◆ **TO BE DONE**
Retype the records below word for word and omit any image.

......

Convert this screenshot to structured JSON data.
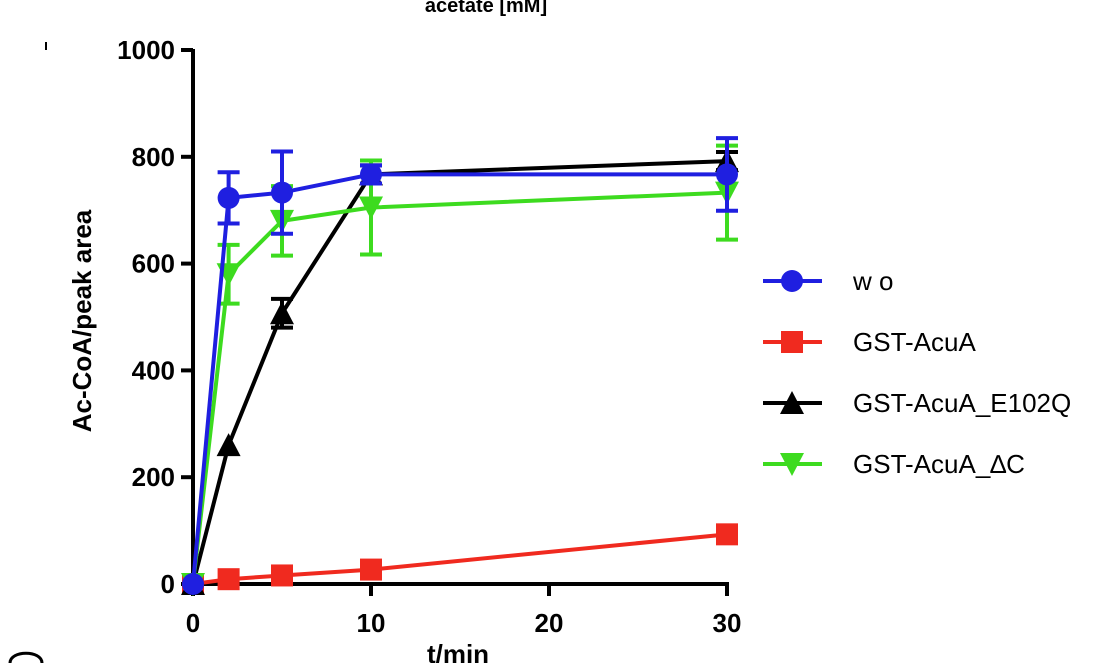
{
  "chart_data": {
    "type": "line",
    "title": "acetate [mM]",
    "xlabel": "t/min",
    "ylabel": "Ac-CoA/peak area",
    "xlim": [
      0,
      30
    ],
    "ylim": [
      0,
      1000
    ],
    "x_ticks": [
      0,
      10,
      20,
      30
    ],
    "y_ticks": [
      0,
      200,
      400,
      600,
      800,
      1000
    ],
    "x_tick_labels": [
      "0",
      "10",
      "20",
      "30"
    ],
    "y_tick_labels": [
      "0",
      "200",
      "400",
      "600",
      "800",
      "1000"
    ],
    "legend_position": "right",
    "x": [
      0,
      2,
      5,
      10,
      30
    ],
    "series": [
      {
        "name": "w o",
        "color": "#1f1fe0",
        "marker": "circle",
        "values": [
          0,
          723,
          733,
          767,
          767
        ],
        "errors": [
          0,
          48,
          77,
          17,
          68
        ]
      },
      {
        "name": "GST-AcuA",
        "color": "#f02a1f",
        "marker": "square",
        "values": [
          0,
          9,
          16,
          27,
          93
        ],
        "errors": [
          0,
          0,
          0,
          0,
          0
        ]
      },
      {
        "name": "GST-AcuA_E102Q",
        "color": "#000000",
        "marker": "triangle-up",
        "values": [
          0,
          260,
          507,
          767,
          792
        ],
        "errors": [
          0,
          0,
          27,
          17,
          17
        ]
      },
      {
        "name": "GST-AcuA_∆C",
        "color": "#3ddb1f",
        "marker": "triangle-down",
        "values": [
          0,
          580,
          680,
          705,
          733
        ],
        "errors": [
          0,
          55,
          65,
          88,
          88
        ]
      }
    ]
  }
}
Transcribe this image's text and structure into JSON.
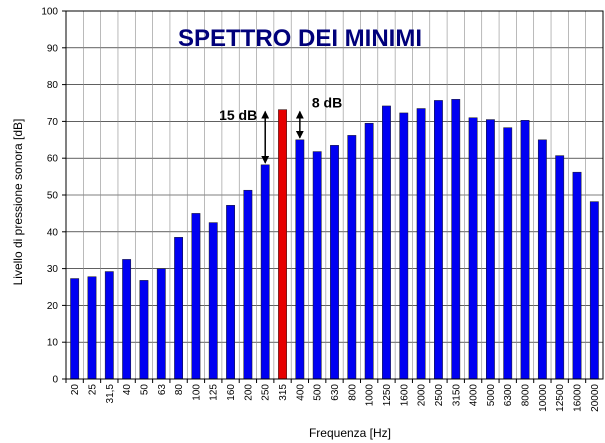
{
  "chart_data": {
    "type": "bar",
    "title": "SPETTRO DEI MINIMI",
    "xlabel": "Frequenza [Hz]",
    "ylabel": "Livello di pressione sonora [dB]",
    "ylim": [
      0,
      100
    ],
    "yticks": [
      "0",
      "10",
      "20",
      "30",
      "40",
      "50",
      "60",
      "70",
      "80",
      "90",
      "100"
    ],
    "grid": true,
    "categories": [
      "20",
      "25",
      "31,5",
      "40",
      "50",
      "63",
      "80",
      "100",
      "125",
      "160",
      "200",
      "250",
      "315",
      "400",
      "500",
      "630",
      "800",
      "1000",
      "1250",
      "1600",
      "2000",
      "2500",
      "3150",
      "4000",
      "5000",
      "6300",
      "8000",
      "10000",
      "12500",
      "16000",
      "20000"
    ],
    "values": [
      27.3,
      27.8,
      29.2,
      32.5,
      26.8,
      30,
      38.5,
      45,
      42.5,
      47.2,
      51.3,
      58.2,
      73.2,
      65,
      61.8,
      63.5,
      66.2,
      69.5,
      74.2,
      72.3,
      73.5,
      75.7,
      76,
      71,
      70.5,
      68.3,
      70.3,
      65,
      60.7,
      56.2,
      48.2
    ],
    "highlight_category": "315",
    "bar_color": "#0000f2",
    "highlight_color": "#e60000",
    "annotations": [
      {
        "text": "15 dB",
        "from_category": "250",
        "to_category": "315"
      },
      {
        "text": "8 dB",
        "from_category": "315",
        "to_category": "400"
      }
    ]
  }
}
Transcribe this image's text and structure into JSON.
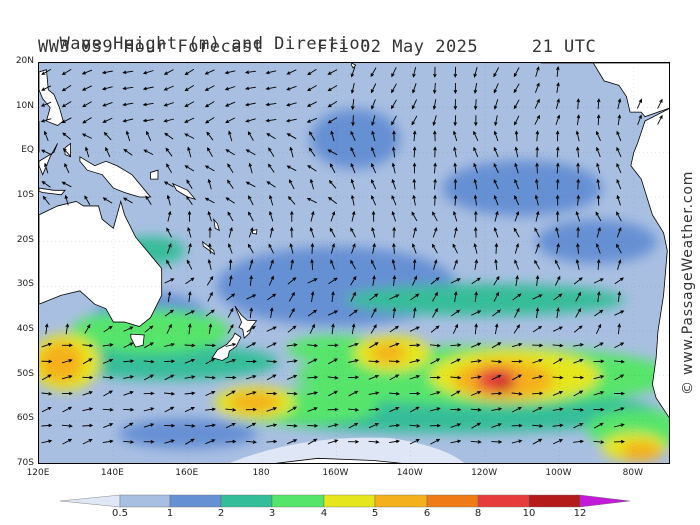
{
  "header": {
    "title_prefix": "Wave Height (m) and Direction",
    "model_label": "WW3 039 Hour Forecast",
    "valid_date": "Fri 02 May 2025",
    "valid_time": "21 UTC"
  },
  "map": {
    "latitude_labels": [
      "20N",
      "10N",
      "EQ",
      "10S",
      "20S",
      "30S",
      "40S",
      "50S",
      "60S",
      "70S"
    ],
    "latitude_values": [
      20,
      10,
      0,
      -10,
      -20,
      -30,
      -40,
      -50,
      -60,
      -70
    ],
    "longitude_labels": [
      "120E",
      "140E",
      "160E",
      "180",
      "160W",
      "140W",
      "120W",
      "100W",
      "80W"
    ],
    "longitude_values": [
      120,
      140,
      160,
      180,
      200,
      220,
      240,
      260,
      280
    ],
    "lat_range": [
      20,
      -70
    ],
    "lon_range": [
      120,
      290
    ],
    "dominant_direction": "north-east",
    "peak_area": "around 50S 115W"
  },
  "legend": {
    "labels": [
      "0.5",
      "1",
      "2",
      "3",
      "4",
      "5",
      "6",
      "8",
      "10",
      "12"
    ],
    "levels": [
      0.5,
      1,
      2,
      3,
      4,
      5,
      6,
      8,
      10,
      12
    ],
    "colors": [
      "#dfe6f5",
      "#a9bfe2",
      "#6690d4",
      "#34bd99",
      "#56e56b",
      "#e6e61c",
      "#f5b01e",
      "#f07a16",
      "#e63c3c",
      "#b51a1a",
      "#c21ad8"
    ]
  },
  "watermark": "© www.PassageWeather.com"
}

......

◆ **ANSWER TO THIS TASK**
Convert this screenshot to structured JSON data.
{
  "chart_data": {
    "type": "line",
    "title": "acetate [mM]",
    "xlabel": "t/min",
    "ylabel": "Ac-CoA/peak area",
    "xlim": [
      0,
      30
    ],
    "ylim": [
      0,
      1000
    ],
    "x_ticks": [
      0,
      10,
      20,
      30
    ],
    "y_ticks": [
      0,
      200,
      400,
      600,
      800,
      1000
    ],
    "x_tick_labels": [
      "0",
      "10",
      "20",
      "30"
    ],
    "y_tick_labels": [
      "0",
      "200",
      "400",
      "600",
      "800",
      "1000"
    ],
    "legend_position": "right",
    "x": [
      0,
      2,
      5,
      10,
      30
    ],
    "series": [
      {
        "name": "w o",
        "color": "#1f1fe0",
        "marker": "circle",
        "values": [
          0,
          723,
          733,
          767,
          767
        ],
        "errors": [
          0,
          48,
          77,
          17,
          68
        ]
      },
      {
        "name": "GST-AcuA",
        "color": "#f02a1f",
        "marker": "square",
        "values": [
          0,
          9,
          16,
          27,
          93
        ],
        "errors": [
          0,
          0,
          0,
          0,
          0
        ]
      },
      {
        "name": "GST-AcuA_E102Q",
        "color": "#000000",
        "marker": "triangle-up",
        "values": [
          0,
          260,
          507,
          767,
          792
        ],
        "errors": [
          0,
          0,
          27,
          17,
          17
        ]
      },
      {
        "name": "GST-AcuA_∆C",
        "color": "#3ddb1f",
        "marker": "triangle-down",
        "values": [
          0,
          580,
          680,
          705,
          733
        ],
        "errors": [
          0,
          55,
          65,
          88,
          88
        ]
      }
    ]
  }
}
Transcribe this image's text and structure into JSON.
{
  "chart_data": {
    "type": "bar",
    "title": "SPETTRO DEI MINIMI",
    "xlabel": "Frequenza [Hz]",
    "ylabel": "Livello di pressione sonora [dB]",
    "ylim": [
      0,
      100
    ],
    "yticks": [
      "0",
      "10",
      "20",
      "30",
      "40",
      "50",
      "60",
      "70",
      "80",
      "90",
      "100"
    ],
    "grid": true,
    "categories": [
      "20",
      "25",
      "31,5",
      "40",
      "50",
      "63",
      "80",
      "100",
      "125",
      "160",
      "200",
      "250",
      "315",
      "400",
      "500",
      "630",
      "800",
      "1000",
      "1250",
      "1600",
      "2000",
      "2500",
      "3150",
      "4000",
      "5000",
      "6300",
      "8000",
      "10000",
      "12500",
      "16000",
      "20000"
    ],
    "values": [
      27.3,
      27.8,
      29.2,
      32.5,
      26.8,
      30,
      38.5,
      45,
      42.5,
      47.2,
      51.3,
      58.2,
      73.2,
      65,
      61.8,
      63.5,
      66.2,
      69.5,
      74.2,
      72.3,
      73.5,
      75.7,
      76,
      71,
      70.5,
      68.3,
      70.3,
      65,
      60.7,
      56.2,
      48.2
    ],
    "highlight_category": "315",
    "bar_color": "#0000f2",
    "highlight_color": "#e60000",
    "annotations": [
      {
        "text": "15 dB",
        "from_category": "250",
        "to_category": "315"
      },
      {
        "text": "8 dB",
        "from_category": "315",
        "to_category": "400"
      }
    ]
  }
}
Transcribe this image's text and structure into JSON.
{
  "header": {
    "title_prefix": "Wave Height (m) and Direction",
    "model_label": "WW3 039 Hour Forecast",
    "valid_date": "Fri 02 May 2025",
    "valid_time": "21 UTC"
  },
  "map": {
    "latitude_labels": [
      "20N",
      "10N",
      "EQ",
      "10S",
      "20S",
      "30S",
      "40S",
      "50S",
      "60S",
      "70S"
    ],
    "latitude_values": [
      20,
      10,
      0,
      -10,
      -20,
      -30,
      -40,
      -50,
      -60,
      -70
    ],
    "longitude_labels": [
      "120E",
      "140E",
      "160E",
      "180",
      "160W",
      "140W",
      "120W",
      "100W",
      "80W"
    ],
    "longitude_values": [
      120,
      140,
      160,
      180,
      200,
      220,
      240,
      260,
      280
    ],
    "lat_range": [
      20,
      -70
    ],
    "lon_range": [
      120,
      290
    ],
    "dominant_direction": "north-east",
    "peak_area": "around 50S 115W"
  },
  "legend": {
    "labels": [
      "0.5",
      "1",
      "2",
      "3",
      "4",
      "5",
      "6",
      "8",
      "10",
      "12"
    ],
    "levels": [
      0.5,
      1,
      2,
      3,
      4,
      5,
      6,
      8,
      10,
      12
    ],
    "colors": [
      "#dfe6f5",
      "#a9bfe2",
      "#6690d4",
      "#34bd99",
      "#56e56b",
      "#e6e61c",
      "#f5b01e",
      "#f07a16",
      "#e63c3c",
      "#b51a1a",
      "#c21ad8"
    ]
  },
  "watermark": "© www.PassageWeather.com"
}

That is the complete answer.